Copy out all lines that carry the word "район".

---- Material for this task

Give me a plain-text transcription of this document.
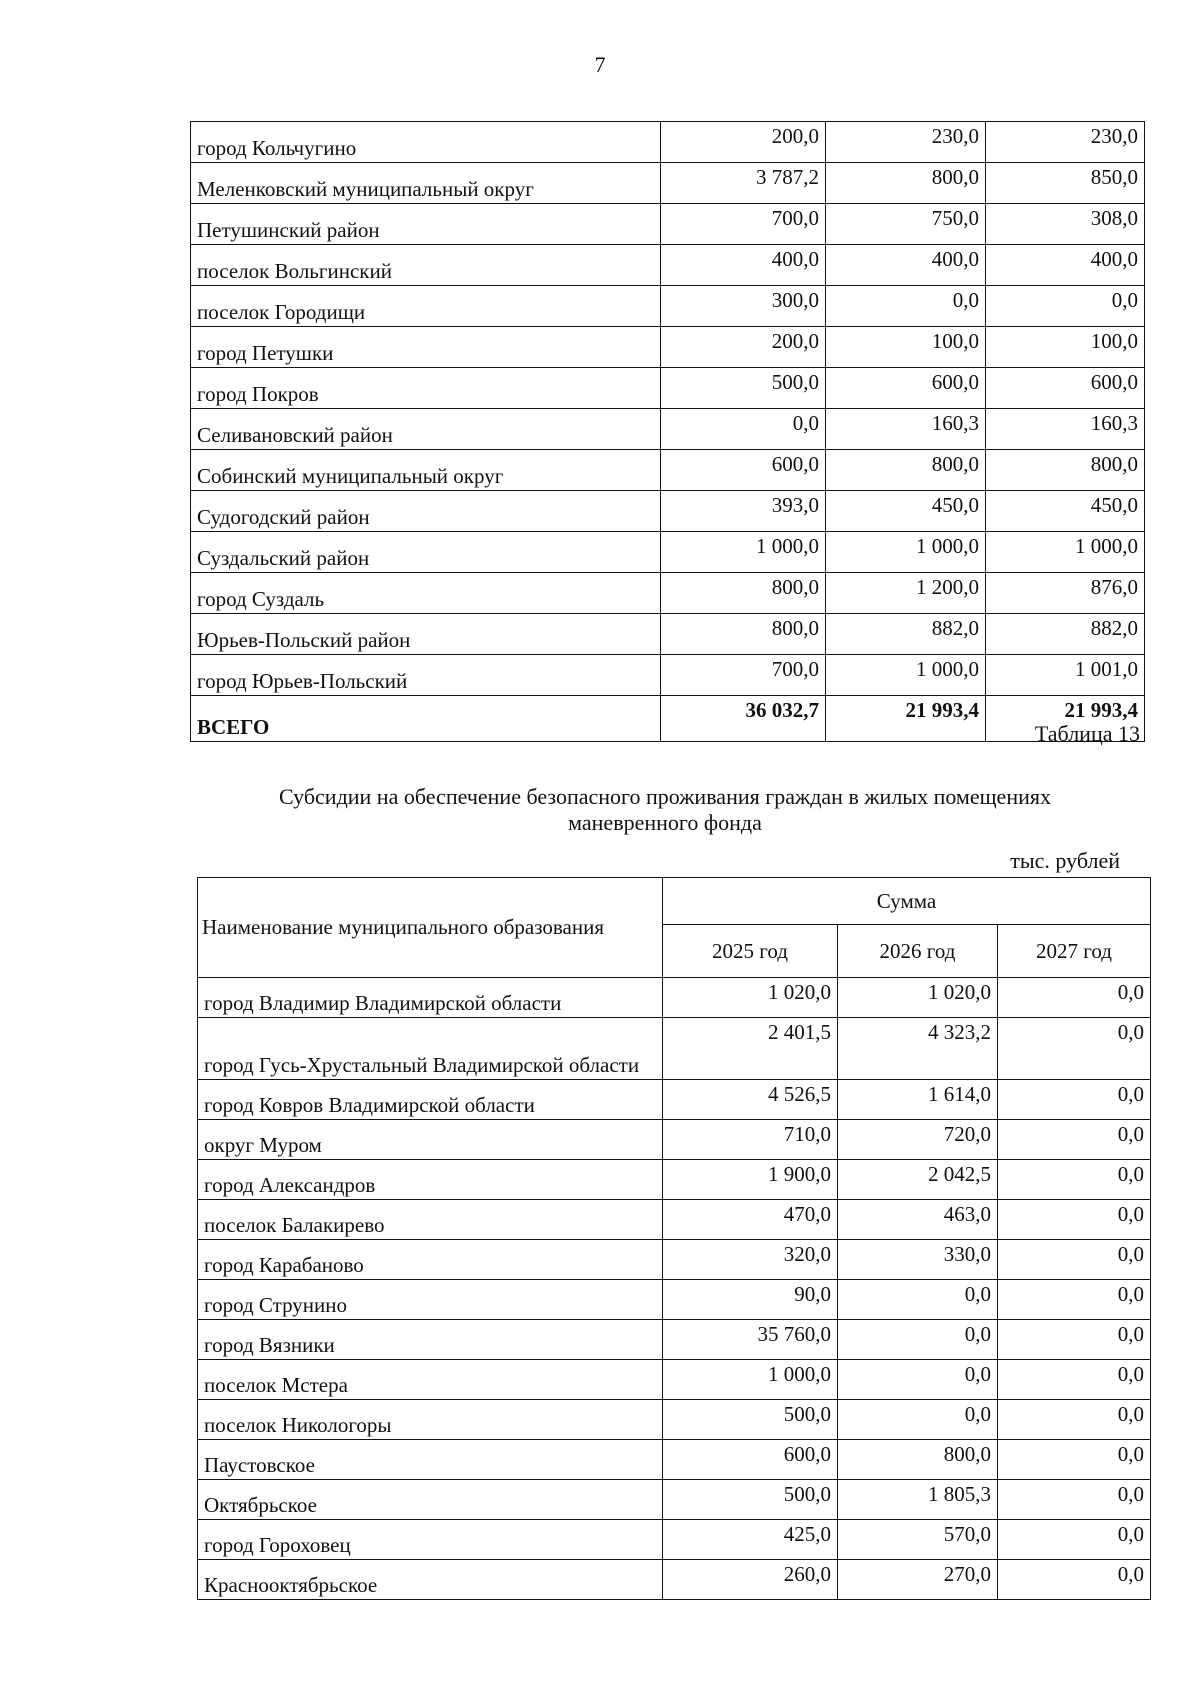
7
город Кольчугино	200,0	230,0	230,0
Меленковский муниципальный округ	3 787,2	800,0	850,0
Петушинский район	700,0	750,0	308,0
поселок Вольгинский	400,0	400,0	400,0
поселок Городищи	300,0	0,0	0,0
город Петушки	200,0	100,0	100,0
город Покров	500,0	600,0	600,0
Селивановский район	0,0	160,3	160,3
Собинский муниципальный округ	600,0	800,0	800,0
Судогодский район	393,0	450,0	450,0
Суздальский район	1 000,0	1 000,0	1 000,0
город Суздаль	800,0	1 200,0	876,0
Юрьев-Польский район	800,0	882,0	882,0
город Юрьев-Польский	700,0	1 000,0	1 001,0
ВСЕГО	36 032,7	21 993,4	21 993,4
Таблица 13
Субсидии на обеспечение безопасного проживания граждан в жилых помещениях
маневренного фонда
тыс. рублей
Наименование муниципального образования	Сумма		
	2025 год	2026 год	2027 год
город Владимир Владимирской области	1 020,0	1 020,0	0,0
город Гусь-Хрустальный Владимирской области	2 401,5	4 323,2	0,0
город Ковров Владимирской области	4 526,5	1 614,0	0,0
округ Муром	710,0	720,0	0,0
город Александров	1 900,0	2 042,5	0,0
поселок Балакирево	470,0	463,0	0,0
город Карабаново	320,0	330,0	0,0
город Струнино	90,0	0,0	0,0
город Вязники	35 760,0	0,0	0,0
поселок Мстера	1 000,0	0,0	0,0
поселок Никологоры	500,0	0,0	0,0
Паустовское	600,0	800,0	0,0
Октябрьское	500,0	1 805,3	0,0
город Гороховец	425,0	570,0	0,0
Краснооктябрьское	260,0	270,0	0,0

--------
---- Material for this task

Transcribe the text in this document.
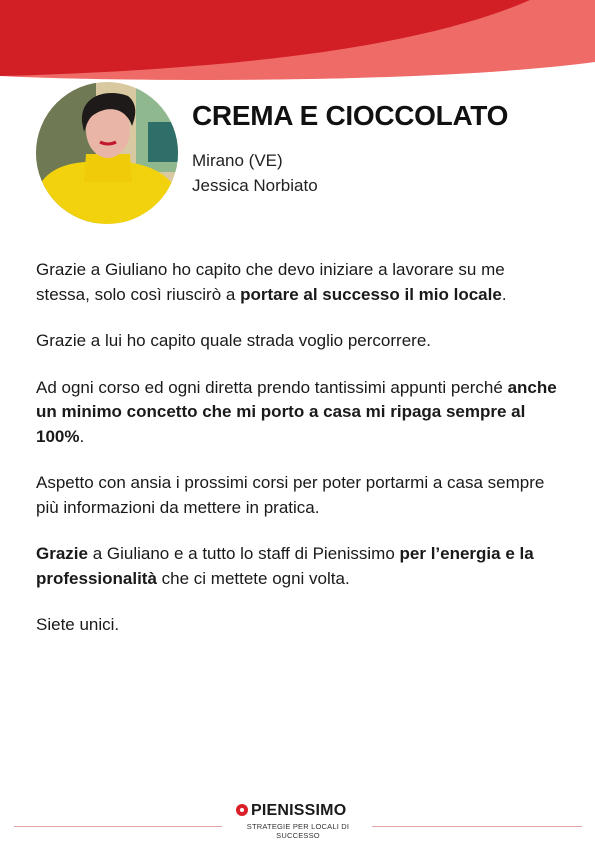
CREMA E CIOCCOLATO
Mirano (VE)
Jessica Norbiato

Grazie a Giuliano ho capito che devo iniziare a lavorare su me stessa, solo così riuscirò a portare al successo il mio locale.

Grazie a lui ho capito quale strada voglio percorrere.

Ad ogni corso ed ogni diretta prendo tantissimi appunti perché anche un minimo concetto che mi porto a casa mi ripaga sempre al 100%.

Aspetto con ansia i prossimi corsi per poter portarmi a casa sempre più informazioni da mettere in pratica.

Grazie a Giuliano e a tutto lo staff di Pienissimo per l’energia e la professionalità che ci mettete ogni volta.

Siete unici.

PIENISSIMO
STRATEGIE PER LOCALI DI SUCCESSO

--------

_Complete output_:
Петушинский район	700,0	750,0	308,0
Селивановский район	0,0	160,3	160,3
Судогодский район	393,0	450,0	450,0
Суздальский район	1 000,0	1 000,0	1 000,0
Юрьев-Польский район	800,0	882,0	882,0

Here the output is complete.